# Georgia G2G



## Melodic Acoustic (Oct 10, 2005)

I was wondering who would be up for a Georgia G2G, it would be held in middle Georgia about 45 miles south of Atlanta in Jenkinsburg, Ga. It is about 3 hours 20 mins from Elite Audio Spartanburg, SC, i used that as I just map quest that location so I can drive up to that show next weekend.

Let me know. I was think about a month and a half from now, middle July.


----------



## ErinH (Feb 14, 2007)

Sounds great, Mark!
What city is it in?


Finally, a chance to meet up with some of the NC/SC guys. 

For the middle of July, July 17th works best for me, if you can make that date happen.



If enough there is enough interest, I might even bring an extra display cable for the ms-8 and people can put mine in their car to see what they think of it.


----------



## Melodic Acoustic (Oct 10, 2005)

I'm open to suggestion on date.

It is in Jenkinsburg, Ga.

post above edited with city info.


----------



## ErinH (Feb 14, 2007)

looks like I'm about 4 hours away. not bad.


----------



## chefhow (Apr 29, 2007)

As much as I would LOVE to make that weekend or any weekend in July I just can't. Between The Vinny the weekend before, the Summer Smackdown the weekend of, and the Pottsville Sound Challenge the following weekend I am pretty booked for the entire month of July and ESN is the first weekend in August. My wife isnt going to speak to me for a month...


----------



## scionboxrox (Jan 12, 2009)

Just name the date and I am there. As long as school doesn't get in the way again...


----------



## papacueball (Jun 26, 2008)

I'm in, depending on the date. I'll be on vacation July 3-11, and was planning on being in the Atlanta area to visit family either the 3rd and 4th, or the 10th and 11th.


----------



## ErinH (Feb 14, 2007)

if needed, I could probably do the 11th. wife is off that weekend, but she probably wants a break from me anyway.


----------



## Hillbilly SQ (Jan 26, 2007)

bikinpunk said:


> if needed, I could probably do the 11th. wife is off that weekend, but she probably wants a break from me anyway.

SUPPLIED MATERIAL
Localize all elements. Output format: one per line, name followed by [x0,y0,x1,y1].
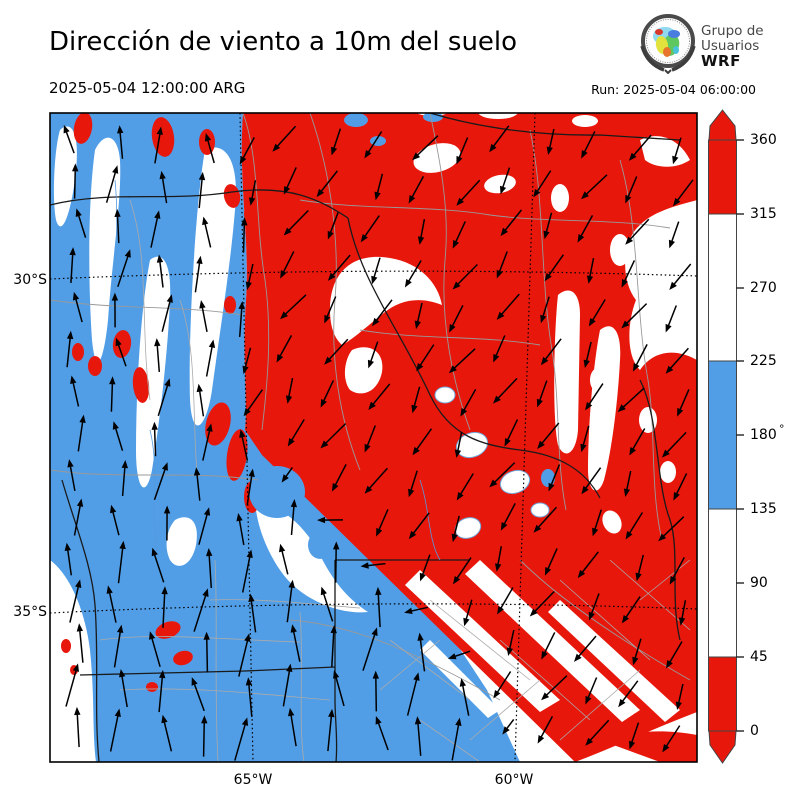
--
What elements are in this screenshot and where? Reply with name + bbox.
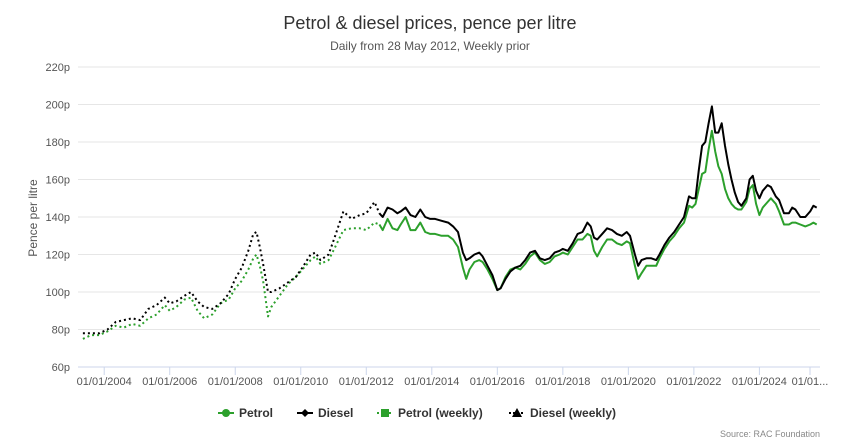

SHORT EXERCISE
In the Georgia G2G forum thread, please name the town where the proposed get-together would be held.

FINAL RESULT
Jenkinsburg, Georgia